--- READING PASSAGE Enclosed Below ---

As regards the other charges, the charges against Dr. Phelan, you have got to divide the report which these gentlemen made between their report on the specific charges which were made and their general report upon conditions in the penitentiary that were not covered by the charges that were made.

I should say, perhaps, before I pass from thi-s, a word upon the five years limit. I may say at once that the five years limit was not intended by me, nor do the words of the commission that I issued, nor do I think the words of that commission as interpreted by the commissioners themselves, involve any limitation of five years in so far as regards any particular matter. I may cite the words:

Provided that the inquiries under paragraphs (a) and (b).

That is the management of the penitentiary and the conduct of the officers:

Shall not extend back over a longer period than five years, except in so far as the commissioners may deem it desirable, in the public interest, to inquire into any particular matter or matters antecedent to such period.

--- End of Enclosed READING PASSAGE ---
--- DATA Enclosed Below ---

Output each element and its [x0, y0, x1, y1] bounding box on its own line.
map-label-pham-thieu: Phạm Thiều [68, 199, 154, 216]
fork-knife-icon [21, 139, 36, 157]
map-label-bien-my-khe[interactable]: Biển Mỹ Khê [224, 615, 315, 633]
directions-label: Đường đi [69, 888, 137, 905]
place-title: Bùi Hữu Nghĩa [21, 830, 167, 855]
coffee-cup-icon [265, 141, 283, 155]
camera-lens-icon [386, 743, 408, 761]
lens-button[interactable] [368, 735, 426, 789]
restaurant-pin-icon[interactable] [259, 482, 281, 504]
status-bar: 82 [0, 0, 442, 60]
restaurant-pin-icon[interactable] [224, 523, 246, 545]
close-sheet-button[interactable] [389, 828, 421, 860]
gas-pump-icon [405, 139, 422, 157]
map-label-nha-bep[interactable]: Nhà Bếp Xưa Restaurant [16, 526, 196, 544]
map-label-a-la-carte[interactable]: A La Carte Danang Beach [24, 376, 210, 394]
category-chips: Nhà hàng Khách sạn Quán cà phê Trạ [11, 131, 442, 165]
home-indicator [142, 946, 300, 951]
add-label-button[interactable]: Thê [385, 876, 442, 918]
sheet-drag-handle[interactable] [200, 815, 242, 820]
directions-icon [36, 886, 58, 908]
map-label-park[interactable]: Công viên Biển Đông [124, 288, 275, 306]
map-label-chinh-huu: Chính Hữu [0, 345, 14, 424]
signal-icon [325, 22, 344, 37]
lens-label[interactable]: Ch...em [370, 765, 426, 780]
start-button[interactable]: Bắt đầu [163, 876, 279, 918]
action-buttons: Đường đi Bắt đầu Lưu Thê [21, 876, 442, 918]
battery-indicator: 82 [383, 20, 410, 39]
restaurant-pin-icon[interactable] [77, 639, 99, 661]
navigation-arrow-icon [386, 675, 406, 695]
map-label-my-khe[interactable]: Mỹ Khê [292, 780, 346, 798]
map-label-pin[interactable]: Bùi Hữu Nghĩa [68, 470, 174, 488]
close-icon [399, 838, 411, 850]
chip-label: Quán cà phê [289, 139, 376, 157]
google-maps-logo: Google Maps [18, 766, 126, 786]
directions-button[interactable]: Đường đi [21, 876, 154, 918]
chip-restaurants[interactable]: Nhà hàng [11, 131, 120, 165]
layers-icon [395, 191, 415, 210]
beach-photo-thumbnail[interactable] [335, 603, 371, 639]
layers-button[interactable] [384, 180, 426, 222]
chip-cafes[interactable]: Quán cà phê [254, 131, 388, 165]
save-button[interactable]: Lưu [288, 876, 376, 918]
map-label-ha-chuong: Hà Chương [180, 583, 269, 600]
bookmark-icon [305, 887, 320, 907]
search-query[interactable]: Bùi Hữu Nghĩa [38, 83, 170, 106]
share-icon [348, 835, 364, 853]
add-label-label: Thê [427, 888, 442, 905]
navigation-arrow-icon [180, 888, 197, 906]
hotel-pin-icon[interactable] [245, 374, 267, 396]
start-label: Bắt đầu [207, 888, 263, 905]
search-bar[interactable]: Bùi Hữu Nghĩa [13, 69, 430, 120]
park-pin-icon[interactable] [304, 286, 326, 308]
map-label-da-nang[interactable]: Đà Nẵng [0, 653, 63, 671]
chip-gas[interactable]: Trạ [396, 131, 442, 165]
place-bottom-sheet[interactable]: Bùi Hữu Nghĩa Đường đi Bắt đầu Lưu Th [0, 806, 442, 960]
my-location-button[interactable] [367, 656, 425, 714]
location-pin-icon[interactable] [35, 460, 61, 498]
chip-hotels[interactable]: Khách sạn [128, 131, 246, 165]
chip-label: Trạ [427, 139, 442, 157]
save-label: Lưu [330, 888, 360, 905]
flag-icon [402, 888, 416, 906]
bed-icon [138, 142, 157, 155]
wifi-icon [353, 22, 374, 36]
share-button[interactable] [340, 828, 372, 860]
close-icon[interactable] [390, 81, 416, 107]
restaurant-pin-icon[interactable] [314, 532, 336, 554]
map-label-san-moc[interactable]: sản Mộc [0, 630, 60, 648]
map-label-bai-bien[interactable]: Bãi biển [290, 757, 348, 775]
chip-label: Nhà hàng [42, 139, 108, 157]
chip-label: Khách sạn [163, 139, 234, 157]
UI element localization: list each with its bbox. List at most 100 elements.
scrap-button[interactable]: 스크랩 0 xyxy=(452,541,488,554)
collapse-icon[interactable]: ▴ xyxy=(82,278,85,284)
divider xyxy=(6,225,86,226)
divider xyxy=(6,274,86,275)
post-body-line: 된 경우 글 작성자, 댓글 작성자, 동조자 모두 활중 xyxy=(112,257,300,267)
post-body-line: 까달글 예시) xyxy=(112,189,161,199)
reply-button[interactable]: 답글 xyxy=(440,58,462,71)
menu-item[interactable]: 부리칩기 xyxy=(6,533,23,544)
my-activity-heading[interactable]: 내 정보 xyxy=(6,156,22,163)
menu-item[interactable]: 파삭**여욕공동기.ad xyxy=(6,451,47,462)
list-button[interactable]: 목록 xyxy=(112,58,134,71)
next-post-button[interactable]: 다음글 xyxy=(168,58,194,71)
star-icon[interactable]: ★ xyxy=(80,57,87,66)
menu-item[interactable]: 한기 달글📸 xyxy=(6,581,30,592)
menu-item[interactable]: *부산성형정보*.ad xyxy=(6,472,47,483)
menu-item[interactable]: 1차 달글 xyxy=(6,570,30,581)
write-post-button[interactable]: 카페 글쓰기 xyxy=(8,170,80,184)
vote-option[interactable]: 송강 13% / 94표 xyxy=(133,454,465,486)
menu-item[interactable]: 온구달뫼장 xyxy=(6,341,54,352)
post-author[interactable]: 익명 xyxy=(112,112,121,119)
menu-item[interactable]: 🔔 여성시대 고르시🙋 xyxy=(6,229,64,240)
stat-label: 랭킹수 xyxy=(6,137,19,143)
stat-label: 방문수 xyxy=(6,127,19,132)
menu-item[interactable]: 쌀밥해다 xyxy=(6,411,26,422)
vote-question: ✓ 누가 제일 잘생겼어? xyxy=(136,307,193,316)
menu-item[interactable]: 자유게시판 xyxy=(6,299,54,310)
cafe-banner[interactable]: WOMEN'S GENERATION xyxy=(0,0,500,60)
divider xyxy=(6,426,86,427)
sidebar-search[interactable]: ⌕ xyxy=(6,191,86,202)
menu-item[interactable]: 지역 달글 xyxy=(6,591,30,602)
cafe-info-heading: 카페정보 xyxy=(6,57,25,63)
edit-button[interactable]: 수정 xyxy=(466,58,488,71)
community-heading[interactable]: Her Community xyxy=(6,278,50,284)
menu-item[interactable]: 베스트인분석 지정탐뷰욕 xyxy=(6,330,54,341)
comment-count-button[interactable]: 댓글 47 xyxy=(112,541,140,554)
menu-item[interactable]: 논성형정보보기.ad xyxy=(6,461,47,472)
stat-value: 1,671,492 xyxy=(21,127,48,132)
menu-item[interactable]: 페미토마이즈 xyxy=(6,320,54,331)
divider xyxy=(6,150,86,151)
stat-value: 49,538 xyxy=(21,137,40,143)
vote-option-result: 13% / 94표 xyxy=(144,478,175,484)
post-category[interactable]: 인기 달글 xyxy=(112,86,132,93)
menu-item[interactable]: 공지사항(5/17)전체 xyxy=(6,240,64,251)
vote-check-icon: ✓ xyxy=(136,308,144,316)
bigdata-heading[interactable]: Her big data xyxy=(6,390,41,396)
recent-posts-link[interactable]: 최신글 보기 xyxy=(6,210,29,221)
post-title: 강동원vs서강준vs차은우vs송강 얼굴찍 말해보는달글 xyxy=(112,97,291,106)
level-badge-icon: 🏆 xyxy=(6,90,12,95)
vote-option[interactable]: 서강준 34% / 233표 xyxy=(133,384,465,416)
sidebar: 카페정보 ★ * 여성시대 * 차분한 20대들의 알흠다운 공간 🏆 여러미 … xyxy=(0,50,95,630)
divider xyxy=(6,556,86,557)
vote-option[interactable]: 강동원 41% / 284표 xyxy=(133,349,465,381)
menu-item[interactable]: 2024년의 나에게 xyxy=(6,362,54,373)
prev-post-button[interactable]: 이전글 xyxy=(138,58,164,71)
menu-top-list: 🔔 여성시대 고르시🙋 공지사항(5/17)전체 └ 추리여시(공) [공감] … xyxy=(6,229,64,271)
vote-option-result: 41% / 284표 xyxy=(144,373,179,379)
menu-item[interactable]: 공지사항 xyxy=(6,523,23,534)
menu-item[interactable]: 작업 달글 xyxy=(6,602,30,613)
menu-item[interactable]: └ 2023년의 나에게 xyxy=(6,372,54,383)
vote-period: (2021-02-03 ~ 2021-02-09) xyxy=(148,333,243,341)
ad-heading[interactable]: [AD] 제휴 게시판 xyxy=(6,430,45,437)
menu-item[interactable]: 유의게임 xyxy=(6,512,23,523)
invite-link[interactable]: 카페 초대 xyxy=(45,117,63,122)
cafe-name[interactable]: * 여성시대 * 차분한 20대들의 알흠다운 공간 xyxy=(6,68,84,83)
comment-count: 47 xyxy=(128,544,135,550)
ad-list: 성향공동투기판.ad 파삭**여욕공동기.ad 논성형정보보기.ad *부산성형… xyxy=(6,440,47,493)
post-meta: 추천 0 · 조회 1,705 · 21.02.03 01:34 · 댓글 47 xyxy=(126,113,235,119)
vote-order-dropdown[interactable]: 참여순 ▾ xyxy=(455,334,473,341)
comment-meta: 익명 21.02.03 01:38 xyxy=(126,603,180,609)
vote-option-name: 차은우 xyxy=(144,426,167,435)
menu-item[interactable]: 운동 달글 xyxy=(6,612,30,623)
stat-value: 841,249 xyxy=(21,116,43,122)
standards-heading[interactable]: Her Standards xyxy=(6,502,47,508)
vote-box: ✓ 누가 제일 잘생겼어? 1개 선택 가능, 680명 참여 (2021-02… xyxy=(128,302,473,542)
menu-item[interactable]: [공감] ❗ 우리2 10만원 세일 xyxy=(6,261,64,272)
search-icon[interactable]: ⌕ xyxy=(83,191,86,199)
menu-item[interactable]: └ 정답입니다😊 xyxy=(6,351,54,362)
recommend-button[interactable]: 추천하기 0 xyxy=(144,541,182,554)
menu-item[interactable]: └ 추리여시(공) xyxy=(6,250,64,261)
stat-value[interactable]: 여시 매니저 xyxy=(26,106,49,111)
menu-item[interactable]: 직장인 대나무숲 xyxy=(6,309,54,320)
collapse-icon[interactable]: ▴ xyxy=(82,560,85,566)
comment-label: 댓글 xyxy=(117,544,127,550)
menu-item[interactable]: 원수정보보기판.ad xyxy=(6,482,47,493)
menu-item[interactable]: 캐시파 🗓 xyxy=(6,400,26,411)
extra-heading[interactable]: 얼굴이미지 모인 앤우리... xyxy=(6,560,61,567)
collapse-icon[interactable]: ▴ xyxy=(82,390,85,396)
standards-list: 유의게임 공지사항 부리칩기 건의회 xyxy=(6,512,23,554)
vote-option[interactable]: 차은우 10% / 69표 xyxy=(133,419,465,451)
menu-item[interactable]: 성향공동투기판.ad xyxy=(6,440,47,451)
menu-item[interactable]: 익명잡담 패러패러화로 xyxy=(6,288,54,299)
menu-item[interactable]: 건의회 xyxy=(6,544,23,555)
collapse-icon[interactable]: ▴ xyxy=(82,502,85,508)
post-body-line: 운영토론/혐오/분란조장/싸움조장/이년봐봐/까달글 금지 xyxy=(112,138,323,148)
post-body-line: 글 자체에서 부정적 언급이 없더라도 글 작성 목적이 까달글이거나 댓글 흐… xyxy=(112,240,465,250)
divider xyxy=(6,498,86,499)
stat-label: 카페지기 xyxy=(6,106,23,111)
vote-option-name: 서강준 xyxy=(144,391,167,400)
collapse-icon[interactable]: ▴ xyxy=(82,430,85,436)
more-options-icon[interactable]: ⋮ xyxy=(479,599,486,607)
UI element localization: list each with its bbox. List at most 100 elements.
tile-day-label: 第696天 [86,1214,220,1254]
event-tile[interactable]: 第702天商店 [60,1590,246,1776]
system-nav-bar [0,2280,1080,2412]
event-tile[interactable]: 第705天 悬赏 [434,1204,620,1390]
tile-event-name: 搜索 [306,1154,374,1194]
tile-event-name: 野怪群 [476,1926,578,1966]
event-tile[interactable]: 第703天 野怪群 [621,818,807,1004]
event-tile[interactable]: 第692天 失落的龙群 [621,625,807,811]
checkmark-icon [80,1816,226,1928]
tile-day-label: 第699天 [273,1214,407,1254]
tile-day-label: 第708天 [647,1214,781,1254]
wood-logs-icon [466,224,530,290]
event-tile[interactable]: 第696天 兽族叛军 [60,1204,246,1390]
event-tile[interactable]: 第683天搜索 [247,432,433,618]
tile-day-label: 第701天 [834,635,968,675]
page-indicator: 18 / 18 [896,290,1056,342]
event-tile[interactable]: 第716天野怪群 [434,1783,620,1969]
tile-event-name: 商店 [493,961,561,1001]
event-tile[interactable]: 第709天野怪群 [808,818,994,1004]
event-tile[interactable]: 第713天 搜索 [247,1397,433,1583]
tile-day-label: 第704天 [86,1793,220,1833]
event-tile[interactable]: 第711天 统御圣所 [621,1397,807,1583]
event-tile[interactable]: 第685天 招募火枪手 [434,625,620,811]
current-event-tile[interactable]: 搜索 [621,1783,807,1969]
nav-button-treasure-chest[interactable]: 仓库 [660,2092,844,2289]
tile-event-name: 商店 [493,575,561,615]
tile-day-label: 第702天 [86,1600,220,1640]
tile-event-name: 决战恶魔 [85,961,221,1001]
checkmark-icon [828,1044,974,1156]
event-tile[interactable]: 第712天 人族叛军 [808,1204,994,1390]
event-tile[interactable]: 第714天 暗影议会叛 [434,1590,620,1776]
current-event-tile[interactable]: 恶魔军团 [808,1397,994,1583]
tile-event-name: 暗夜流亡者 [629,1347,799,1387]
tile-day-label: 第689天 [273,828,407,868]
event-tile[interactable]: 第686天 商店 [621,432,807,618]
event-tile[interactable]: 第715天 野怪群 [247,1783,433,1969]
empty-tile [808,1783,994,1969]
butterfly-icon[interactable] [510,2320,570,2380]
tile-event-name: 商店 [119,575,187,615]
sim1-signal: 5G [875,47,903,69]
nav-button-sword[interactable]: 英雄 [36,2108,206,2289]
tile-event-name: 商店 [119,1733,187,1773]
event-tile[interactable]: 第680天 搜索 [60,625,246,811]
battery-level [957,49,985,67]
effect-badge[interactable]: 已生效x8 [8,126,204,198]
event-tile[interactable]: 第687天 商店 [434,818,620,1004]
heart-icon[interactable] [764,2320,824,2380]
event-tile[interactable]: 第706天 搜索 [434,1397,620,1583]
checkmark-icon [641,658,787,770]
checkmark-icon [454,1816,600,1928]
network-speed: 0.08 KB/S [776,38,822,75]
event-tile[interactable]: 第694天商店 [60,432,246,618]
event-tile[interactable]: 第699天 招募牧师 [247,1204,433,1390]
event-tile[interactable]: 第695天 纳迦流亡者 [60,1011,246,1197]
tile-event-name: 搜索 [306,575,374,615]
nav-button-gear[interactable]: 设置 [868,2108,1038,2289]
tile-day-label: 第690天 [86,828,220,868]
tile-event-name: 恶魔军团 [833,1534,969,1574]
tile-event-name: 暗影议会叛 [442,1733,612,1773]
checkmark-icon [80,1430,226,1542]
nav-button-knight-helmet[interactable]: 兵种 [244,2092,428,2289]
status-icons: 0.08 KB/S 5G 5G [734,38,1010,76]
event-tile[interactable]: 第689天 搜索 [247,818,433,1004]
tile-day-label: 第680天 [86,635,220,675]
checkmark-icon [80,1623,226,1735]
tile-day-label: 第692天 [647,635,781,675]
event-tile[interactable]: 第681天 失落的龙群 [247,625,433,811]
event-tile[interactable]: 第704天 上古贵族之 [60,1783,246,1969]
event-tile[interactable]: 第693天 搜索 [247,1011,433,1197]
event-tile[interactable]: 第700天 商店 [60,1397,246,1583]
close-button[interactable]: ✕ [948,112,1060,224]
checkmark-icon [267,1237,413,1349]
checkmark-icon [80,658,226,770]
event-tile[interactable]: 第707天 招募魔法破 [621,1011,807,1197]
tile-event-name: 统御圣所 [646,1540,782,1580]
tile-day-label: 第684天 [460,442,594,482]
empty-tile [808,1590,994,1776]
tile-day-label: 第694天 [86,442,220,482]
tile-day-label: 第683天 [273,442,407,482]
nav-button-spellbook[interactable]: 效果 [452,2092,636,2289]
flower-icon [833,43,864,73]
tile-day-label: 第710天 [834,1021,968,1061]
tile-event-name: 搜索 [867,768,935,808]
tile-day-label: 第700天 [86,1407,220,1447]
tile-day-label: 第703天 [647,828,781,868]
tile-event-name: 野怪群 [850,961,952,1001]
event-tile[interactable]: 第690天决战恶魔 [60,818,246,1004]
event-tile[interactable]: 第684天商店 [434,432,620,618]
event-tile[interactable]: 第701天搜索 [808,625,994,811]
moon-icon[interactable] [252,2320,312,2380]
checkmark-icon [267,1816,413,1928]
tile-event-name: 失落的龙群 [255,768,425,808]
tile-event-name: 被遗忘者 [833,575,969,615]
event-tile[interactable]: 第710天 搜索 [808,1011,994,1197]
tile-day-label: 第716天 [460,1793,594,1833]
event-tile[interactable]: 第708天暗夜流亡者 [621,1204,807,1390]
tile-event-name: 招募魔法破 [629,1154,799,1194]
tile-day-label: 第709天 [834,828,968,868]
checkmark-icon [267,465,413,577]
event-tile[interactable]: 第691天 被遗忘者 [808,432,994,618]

--- End of Enclosed DATA ---

WHAT TO WORK ON –
1. Do these statements agree with the passage on the penitentiary inquiry? Answer yes or no for each, quoting the words of the passage that decide it.
(a) The speaker intended the five years limit to apply to every particular matter.
(b) The commissioners may inquire into matters older than five years if they deem it desirable in the public interest.
(c) The report is to be divided between the specific charges and conditions in the penitentiary that the charges did not cover.
2. Extract the part of the passage on the penitentiary inquiry starting at "Provided that the" and ending at "to such period.".
3. Answer these questions from the passage on the penitentiary inquiry:
(a) Against whom were the charges made?
(b) What do the inquiries under paragraphs (a) and (b) concern?
(c) How many years back may those inquiries ordinarily extend?
The entries are separate material from the passage on the penitentiary inquiry.

EXPECTED RESPONSES –
1.
(a) No: "the five years limit was not intended by me"
(b) Yes: "except in so far as the commissioners may deem it desirable, in the public interest, to inquire into any particular matter or matters antecedent to such period"
(c) Yes: "divide the report which these gentlemen made between their report on the specific charges which were made and their general report upon conditions in the penitentiary that were not covered by the charges that were made"

2.
Provided that the inquiries under paragraphs (a) and (b).

That is the management of the penitentiary and the conduct of the officers:

Shall not extend back over a longer period than five years, except in so far as the commissioners may deem it desirable, in the public interest, to inquire into any particular matter or matters antecedent to such period.

3.
(a) Dr. Phelan
(b) The management of the penitentiary and the conduct of the officers
(c) Five years